** Dataset rows **
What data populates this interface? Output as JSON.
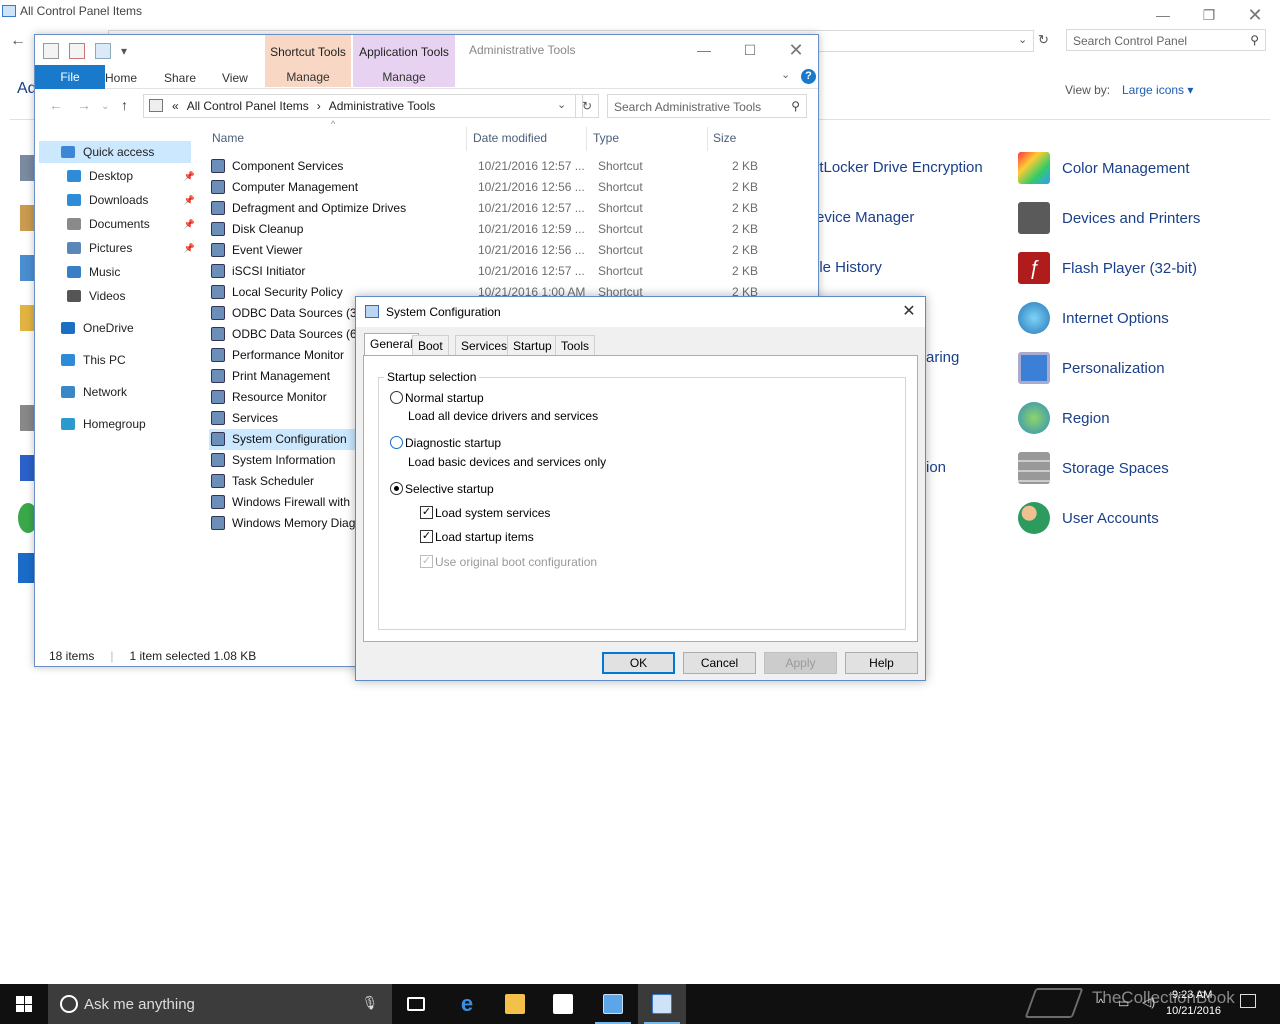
{
  "control_panel": {
    "title": "All Control Panel Items",
    "search_placeholder": "Search Control Panel",
    "heading_fragment": "Ad",
    "view_by_label": "View by:",
    "view_by_value": "Large icons ▾",
    "items_mid": [
      {
        "label": "itLocker Drive Encryption",
        "color": "#6a6a6a"
      },
      {
        "label": "evice Manager",
        "color": "#6a6a6a"
      },
      {
        "label": "ile History",
        "color": "#d9a93a"
      },
      {
        "label": "aring",
        "color": "#1a3f8a"
      },
      {
        "label": "ion",
        "color": "#1a3f8a"
      }
    ],
    "items_right": [
      {
        "label": "Color Management",
        "icon": "color-management-icon",
        "color": "#4a9bd6"
      },
      {
        "label": "Devices and Printers",
        "icon": "printer-icon",
        "color": "#555555"
      },
      {
        "label": "Flash Player (32-bit)",
        "icon": "flash-icon",
        "color": "#b01b1b"
      },
      {
        "label": "Internet Options",
        "icon": "globe-icon",
        "color": "#3b86c6"
      },
      {
        "label": "Personalization",
        "icon": "monitor-icon",
        "color": "#3b7fd6"
      },
      {
        "label": "Region",
        "icon": "region-globe-icon",
        "color": "#2f8fbd"
      },
      {
        "label": "Storage Spaces",
        "icon": "storage-icon",
        "color": "#7b7b7b"
      },
      {
        "label": "User Accounts",
        "icon": "users-icon",
        "color": "#2d9a5e"
      }
    ]
  },
  "explorer": {
    "window_title": "Administrative Tools",
    "contextual_tabs": [
      {
        "label": "Shortcut Tools",
        "sub": "Manage"
      },
      {
        "label": "Application Tools",
        "sub": "Manage"
      }
    ],
    "ribbon_tabs": [
      "File",
      "Home",
      "Share",
      "View"
    ],
    "help": "?",
    "breadcrumb": [
      "«",
      "All Control Panel Items",
      "›",
      "Administrative Tools"
    ],
    "search_placeholder": "Search Administrative Tools",
    "nav_pane": [
      {
        "label": "Quick access",
        "icon": "star-icon",
        "color": "#3b86d6",
        "pinned": false,
        "indent": 0
      },
      {
        "label": "Desktop",
        "icon": "desktop-folder-icon",
        "color": "#2d8bd8",
        "pinned": true,
        "indent": 1
      },
      {
        "label": "Downloads",
        "icon": "download-icon",
        "color": "#2d8bd8",
        "pinned": true,
        "indent": 1
      },
      {
        "label": "Documents",
        "icon": "documents-icon",
        "color": "#8a8a8a",
        "pinned": true,
        "indent": 1
      },
      {
        "label": "Pictures",
        "icon": "pictures-icon",
        "color": "#5a87b8",
        "pinned": true,
        "indent": 1
      },
      {
        "label": "Music",
        "icon": "music-icon",
        "color": "#3a7fc5",
        "pinned": false,
        "indent": 1
      },
      {
        "label": "Videos",
        "icon": "videos-icon",
        "color": "#555555",
        "pinned": false,
        "indent": 1
      },
      {
        "label": "OneDrive",
        "icon": "onedrive-icon",
        "color": "#1b6fc2",
        "pinned": false,
        "indent": 0
      },
      {
        "label": "This PC",
        "icon": "pc-icon",
        "color": "#2d8bd8",
        "pinned": false,
        "indent": 0
      },
      {
        "label": "Network",
        "icon": "network-icon",
        "color": "#3b86c6",
        "pinned": false,
        "indent": 0
      },
      {
        "label": "Homegroup",
        "icon": "homegroup-icon",
        "color": "#2c9ad1",
        "pinned": false,
        "indent": 0
      }
    ],
    "columns": [
      "Name",
      "Date modified",
      "Type",
      "Size"
    ],
    "files": [
      {
        "name": "Component Services",
        "date": "10/21/2016 12:57 ...",
        "type": "Shortcut",
        "size": "2 KB"
      },
      {
        "name": "Computer Management",
        "date": "10/21/2016 12:56 ...",
        "type": "Shortcut",
        "size": "2 KB"
      },
      {
        "name": "Defragment and Optimize Drives",
        "date": "10/21/2016 12:57 ...",
        "type": "Shortcut",
        "size": "2 KB"
      },
      {
        "name": "Disk Cleanup",
        "date": "10/21/2016 12:59 ...",
        "type": "Shortcut",
        "size": "2 KB"
      },
      {
        "name": "Event Viewer",
        "date": "10/21/2016 12:56 ...",
        "type": "Shortcut",
        "size": "2 KB"
      },
      {
        "name": "iSCSI Initiator",
        "date": "10/21/2016 12:57 ...",
        "type": "Shortcut",
        "size": "2 KB"
      },
      {
        "name": "Local Security Policy",
        "date": "10/21/2016 1:00 AM",
        "type": "Shortcut",
        "size": "2 KB"
      },
      {
        "name": "ODBC Data Sources (32",
        "date": "",
        "type": "",
        "size": ""
      },
      {
        "name": "ODBC Data Sources (64",
        "date": "",
        "type": "",
        "size": ""
      },
      {
        "name": "Performance Monitor",
        "date": "",
        "type": "",
        "size": ""
      },
      {
        "name": "Print Management",
        "date": "",
        "type": "",
        "size": ""
      },
      {
        "name": "Resource Monitor",
        "date": "",
        "type": "",
        "size": ""
      },
      {
        "name": "Services",
        "date": "",
        "type": "",
        "size": ""
      },
      {
        "name": "System Configuration",
        "date": "",
        "type": "",
        "size": ""
      },
      {
        "name": "System Information",
        "date": "",
        "type": "",
        "size": ""
      },
      {
        "name": "Task Scheduler",
        "date": "",
        "type": "",
        "size": ""
      },
      {
        "name": "Windows Firewall with",
        "date": "",
        "type": "",
        "size": ""
      },
      {
        "name": "Windows Memory Diag",
        "date": "",
        "type": "",
        "size": ""
      }
    ],
    "status_count": "18 items",
    "status_selected": "1 item selected  1.08 KB"
  },
  "sysconfig": {
    "title": "System Configuration",
    "tabs": [
      "General",
      "Boot",
      "Services",
      "Startup",
      "Tools"
    ],
    "group_label": "Startup selection",
    "normal_label": "Normal startup",
    "normal_desc": "Load all device drivers and services",
    "diagnostic_label": "Diagnostic startup",
    "diagnostic_desc": "Load basic devices and services only",
    "selective_label": "Selective startup",
    "opt_services": "Load system services",
    "opt_startup": "Load startup items",
    "opt_boot": "Use original boot configuration",
    "ok": "OK",
    "cancel": "Cancel",
    "apply": "Apply",
    "help": "Help"
  },
  "taskbar": {
    "search_placeholder": "Ask me anything",
    "time": "9:23 AM",
    "date": "10/21/2016",
    "watermark": "TheCollectionBook"
  }
}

** Exercise instructions **
Say the number of lines in the listing that hold "Windows", with no added words.

** Completed task **
2